:: Supplied records

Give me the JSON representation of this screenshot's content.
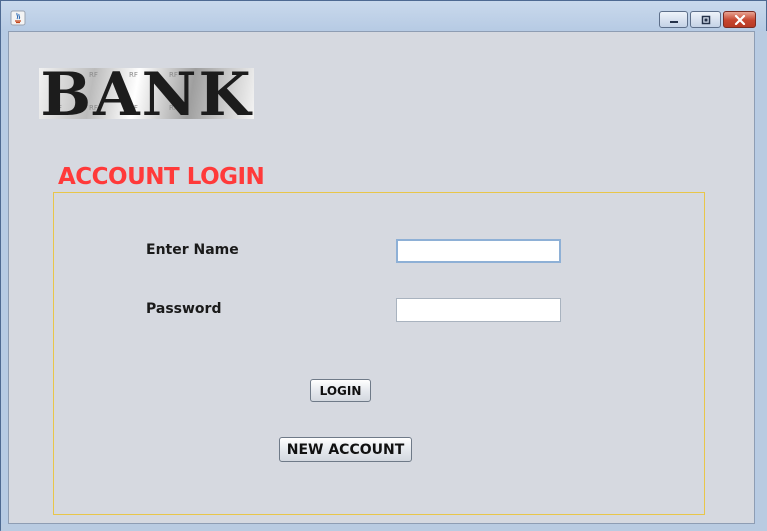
{
  "window": {
    "title": "",
    "minimize_icon": "minimize-icon",
    "maximize_icon": "restore-icon",
    "close_icon": "close-icon"
  },
  "logo": {
    "text": "BANK",
    "watermark": "RF"
  },
  "form": {
    "heading": "ACCOUNT LOGIN",
    "name_label": "Enter Name",
    "name_value": "",
    "password_label": "Password",
    "password_value": "",
    "login_button": "LOGIN",
    "new_account_button": "NEW ACCOUNT"
  },
  "colors": {
    "heading": "#ff3a3a",
    "panel_border": "#e8c64a",
    "client_background": "#d6d9e0"
  }
}
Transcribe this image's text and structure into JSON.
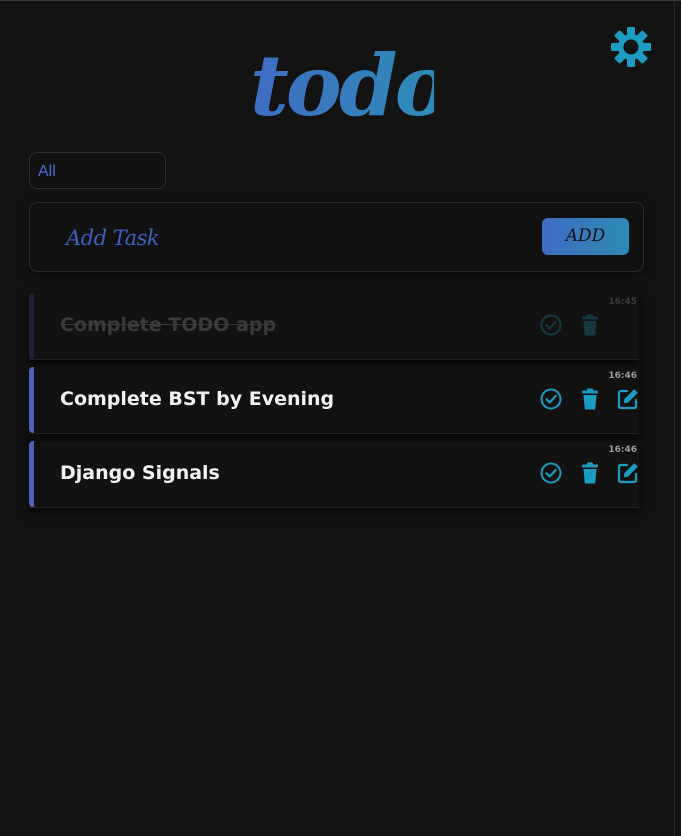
{
  "app": {
    "logo_text": "todo"
  },
  "colors": {
    "accent_teal": "#1c9cc0",
    "accent_blue": "#3f6cc4",
    "background": "#131313"
  },
  "header": {
    "settings_icon": "gear-icon"
  },
  "filter": {
    "value": "All"
  },
  "add_task": {
    "placeholder": "Add Task",
    "button_label": "ADD"
  },
  "tasks": [
    {
      "title": "Complete TODO app",
      "time": "16:45",
      "completed": true
    },
    {
      "title": "Complete BST by Evening",
      "time": "16:46",
      "completed": false
    },
    {
      "title": "Django Signals",
      "time": "16:46",
      "completed": false
    }
  ],
  "icons": {
    "complete": "check-circle-icon",
    "delete": "trash-icon",
    "edit": "edit-icon"
  }
}
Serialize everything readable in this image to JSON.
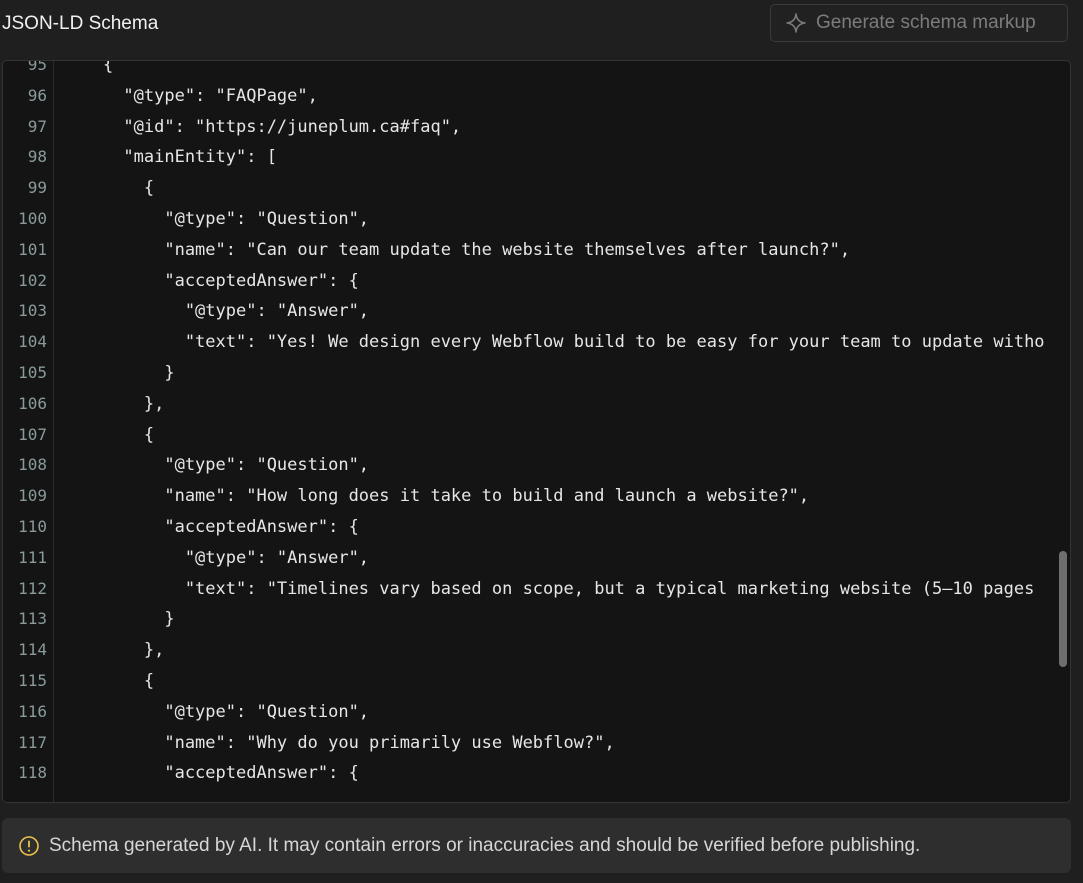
{
  "header": {
    "title": "JSON-LD Schema",
    "generate_button": {
      "label": "Generate schema markup",
      "icon": "sparkle-icon"
    }
  },
  "editor": {
    "lines": [
      {
        "number": "95",
        "text": "    {"
      },
      {
        "number": "96",
        "text": "      \"@type\": \"FAQPage\","
      },
      {
        "number": "97",
        "text": "      \"@id\": \"https://juneplum.ca#faq\","
      },
      {
        "number": "98",
        "text": "      \"mainEntity\": ["
      },
      {
        "number": "99",
        "text": "        {"
      },
      {
        "number": "100",
        "text": "          \"@type\": \"Question\","
      },
      {
        "number": "101",
        "text": "          \"name\": \"Can our team update the website themselves after launch?\","
      },
      {
        "number": "102",
        "text": "          \"acceptedAnswer\": {"
      },
      {
        "number": "103",
        "text": "            \"@type\": \"Answer\","
      },
      {
        "number": "104",
        "text": "            \"text\": \"Yes! We design every Webflow build to be easy for your team to update witho"
      },
      {
        "number": "105",
        "text": "          }"
      },
      {
        "number": "106",
        "text": "        },"
      },
      {
        "number": "107",
        "text": "        {"
      },
      {
        "number": "108",
        "text": "          \"@type\": \"Question\","
      },
      {
        "number": "109",
        "text": "          \"name\": \"How long does it take to build and launch a website?\","
      },
      {
        "number": "110",
        "text": "          \"acceptedAnswer\": {"
      },
      {
        "number": "111",
        "text": "            \"@type\": \"Answer\","
      },
      {
        "number": "112",
        "text": "            \"text\": \"Timelines vary based on scope, but a typical marketing website (5–10 pages"
      },
      {
        "number": "113",
        "text": "          }"
      },
      {
        "number": "114",
        "text": "        },"
      },
      {
        "number": "115",
        "text": "        {"
      },
      {
        "number": "116",
        "text": "          \"@type\": \"Question\","
      },
      {
        "number": "117",
        "text": "          \"name\": \"Why do you primarily use Webflow?\","
      },
      {
        "number": "118",
        "text": "          \"acceptedAnswer\": {"
      }
    ]
  },
  "notice": {
    "icon": "warning-circle-icon",
    "text": "Schema generated by AI. It may contain errors or inaccuracies and should be verified before publishing.",
    "icon_color": "#e8c34a"
  }
}
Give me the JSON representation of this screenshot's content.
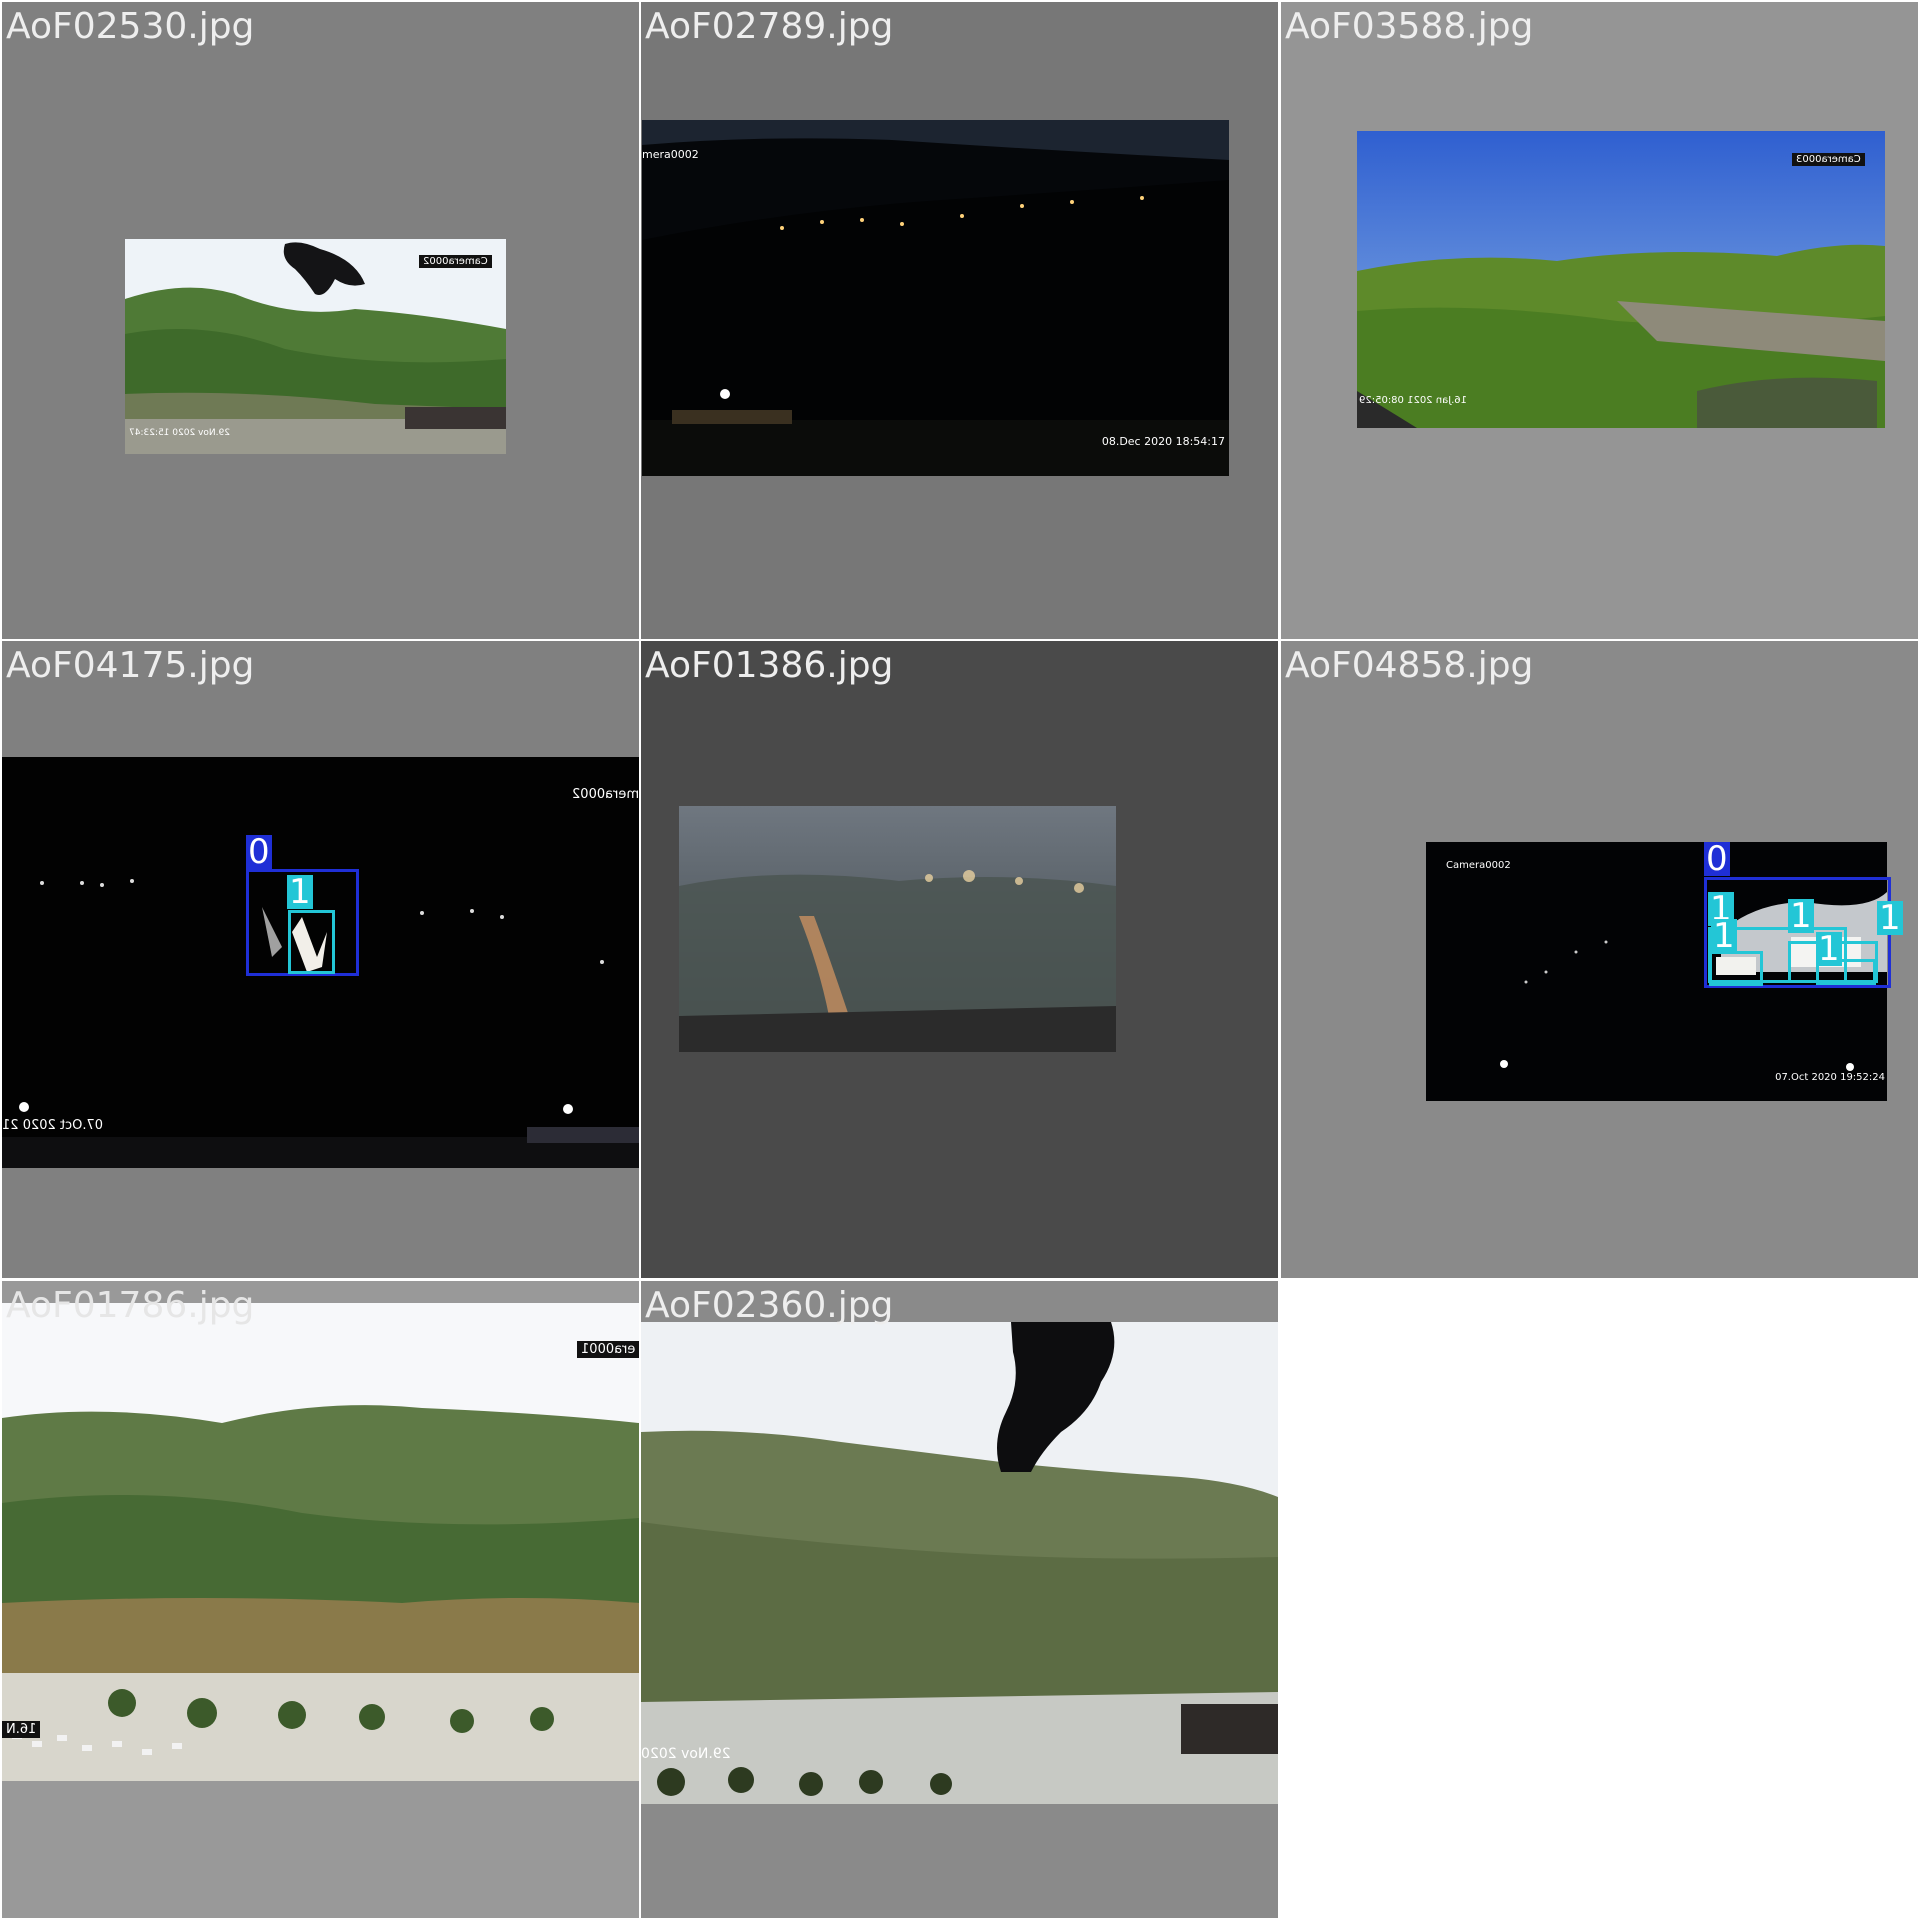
{
  "tiles": [
    {
      "filename": "AoF02530.jpg",
      "background": "#808080",
      "stamps": {
        "camera": "Camera0002",
        "datetime": "29.Nov 2020  15:23:47"
      }
    },
    {
      "filename": "AoF02789.jpg",
      "background": "#777777",
      "stamps": {
        "camera": "mera0002",
        "datetime": "08.Dec 2020   18:54:17"
      }
    },
    {
      "filename": "AoF03588.jpg",
      "background": "#959595",
      "stamps": {
        "camera": "Camera0003",
        "datetime": "16.Jan 2021  08:05:29"
      }
    },
    {
      "filename": "AoF04175.jpg",
      "background": "#808080",
      "stamps": {
        "camera": "mera0002",
        "datetime": "07.Oct 2020  21"
      },
      "labels": {
        "smoke": "0",
        "fire": "1"
      }
    },
    {
      "filename": "AoF01386.jpg",
      "background": "#4a4a4a"
    },
    {
      "filename": "AoF04858.jpg",
      "background": "#8a8a8a",
      "stamps": {
        "camera": "Camera0002",
        "datetime": "07.Oct 2020   19:52:24"
      },
      "labels": {
        "smoke": "0",
        "fire": "1"
      }
    },
    {
      "filename": "AoF01786.jpg",
      "background": "#999999",
      "stamps": {
        "camera": "era0001",
        "datetime": "16.N"
      }
    },
    {
      "filename": "AoF02360.jpg",
      "background": "#8a8a8a",
      "stamps": {
        "datetime": "29.Nov 2020"
      }
    }
  ],
  "colors": {
    "smoke_box": "#1f2fd6",
    "fire_box": "#23c6d6"
  }
}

::::

(What the exercise asks) Write out the records above once more, word for word, with no pictures.

(Task result)
Give me the JSON representation of this screenshot's content.
{
  "window": {
    "title": "",
    "minimize_icon": "minimize-icon",
    "maximize_icon": "restore-icon",
    "close_icon": "close-icon"
  },
  "logo": {
    "text": "BANK",
    "watermark": "RF"
  },
  "form": {
    "heading": "ACCOUNT LOGIN",
    "name_label": "Enter Name",
    "name_value": "",
    "password_label": "Password",
    "password_value": "",
    "login_button": "LOGIN",
    "new_account_button": "NEW ACCOUNT"
  },
  "colors": {
    "heading": "#ff3a3a",
    "panel_border": "#e8c64a",
    "client_background": "#d6d9e0"
  }
}
Transcribe this image's text and structure into JSON.
{
  "app": {
    "logo_text": "todo"
  },
  "colors": {
    "accent_teal": "#1c9cc0",
    "accent_blue": "#3f6cc4",
    "background": "#131313"
  },
  "header": {
    "settings_icon": "gear-icon"
  },
  "filter": {
    "value": "All"
  },
  "add_task": {
    "placeholder": "Add Task",
    "button_label": "ADD"
  },
  "tasks": [
    {
      "title": "Complete TODO app",
      "time": "16:45",
      "completed": true
    },
    {
      "title": "Complete BST by Evening",
      "time": "16:46",
      "completed": false
    },
    {
      "title": "Django Signals",
      "time": "16:46",
      "completed": false
    }
  ],
  "icons": {
    "complete": "check-circle-icon",
    "delete": "trash-icon",
    "edit": "edit-icon"
  }
}
Serialize everything readable in this image to JSON.
{
  "header": {
    "title": "JSON-LD Schema",
    "generate_button": {
      "label": "Generate schema markup",
      "icon": "sparkle-icon"
    }
  },
  "editor": {
    "lines": [
      {
        "number": "95",
        "text": "    {"
      },
      {
        "number": "96",
        "text": "      \"@type\": \"FAQPage\","
      },
      {
        "number": "97",
        "text": "      \"@id\": \"https://juneplum.ca#faq\","
      },
      {
        "number": "98",
        "text": "      \"mainEntity\": ["
      },
      {
        "number": "99",
        "text": "        {"
      },
      {
        "number": "100",
        "text": "          \"@type\": \"Question\","
      },
      {
        "number": "101",
        "text": "          \"name\": \"Can our team update the website themselves after launch?\","
      },
      {
        "number": "102",
        "text": "          \"acceptedAnswer\": {"
      },
      {
        "number": "103",
        "text": "            \"@type\": \"Answer\","
      },
      {
        "number": "104",
        "text": "            \"text\": \"Yes! We design every Webflow build to be easy for your team to update witho"
      },
      {
        "number": "105",
        "text": "          }"
      },
      {
        "number": "106",
        "text": "        },"
      },
      {
        "number": "107",
        "text": "        {"
      },
      {
        "number": "108",
        "text": "          \"@type\": \"Question\","
      },
      {
        "number": "109",
        "text": "          \"name\": \"How long does it take to build and launch a website?\","
      },
      {
        "number": "110",
        "text": "          \"acceptedAnswer\": {"
      },
      {
        "number": "111",
        "text": "            \"@type\": \"Answer\","
      },
      {
        "number": "112",
        "text": "            \"text\": \"Timelines vary based on scope, but a typical marketing website (5–10 pages"
      },
      {
        "number": "113",
        "text": "          }"
      },
      {
        "number": "114",
        "text": "        },"
      },
      {
        "number": "115",
        "text": "        {"
      },
      {
        "number": "116",
        "text": "          \"@type\": \"Question\","
      },
      {
        "number": "117",
        "text": "          \"name\": \"Why do you primarily use Webflow?\","
      },
      {
        "number": "118",
        "text": "          \"acceptedAnswer\": {"
      }
    ]
  },
  "notice": {
    "icon": "warning-circle-icon",
    "text": "Schema generated by AI. It may contain errors or inaccuracies and should be verified before publishing.",
    "icon_color": "#e8c34a"
  }
}
Give me the JSON representation of this screenshot's content.
{
  "tiles": [
    {
      "filename": "AoF02530.jpg",
      "background": "#808080",
      "stamps": {
        "camera": "Camera0002",
        "datetime": "29.Nov 2020  15:23:47"
      }
    },
    {
      "filename": "AoF02789.jpg",
      "background": "#777777",
      "stamps": {
        "camera": "mera0002",
        "datetime": "08.Dec 2020   18:54:17"
      }
    },
    {
      "filename": "AoF03588.jpg",
      "background": "#959595",
      "stamps": {
        "camera": "Camera0003",
        "datetime": "16.Jan 2021  08:05:29"
      }
    },
    {
      "filename": "AoF04175.jpg",
      "background": "#808080",
      "stamps": {
        "camera": "mera0002",
        "datetime": "07.Oct 2020  21"
      },
      "labels": {
        "smoke": "0",
        "fire": "1"
      }
    },
    {
      "filename": "AoF01386.jpg",
      "background": "#4a4a4a"
    },
    {
      "filename": "AoF04858.jpg",
      "background": "#8a8a8a",
      "stamps": {
        "camera": "Camera0002",
        "datetime": "07.Oct 2020   19:52:24"
      },
      "labels": {
        "smoke": "0",
        "fire": "1"
      }
    },
    {
      "filename": "AoF01786.jpg",
      "background": "#999999",
      "stamps": {
        "camera": "era0001",
        "datetime": "16.N"
      }
    },
    {
      "filename": "AoF02360.jpg",
      "background": "#8a8a8a",
      "stamps": {
        "datetime": "29.Nov 2020"
      }
    }
  ],
  "colors": {
    "smoke_box": "#1f2fd6",
    "fire_box": "#23c6d6"
  }
}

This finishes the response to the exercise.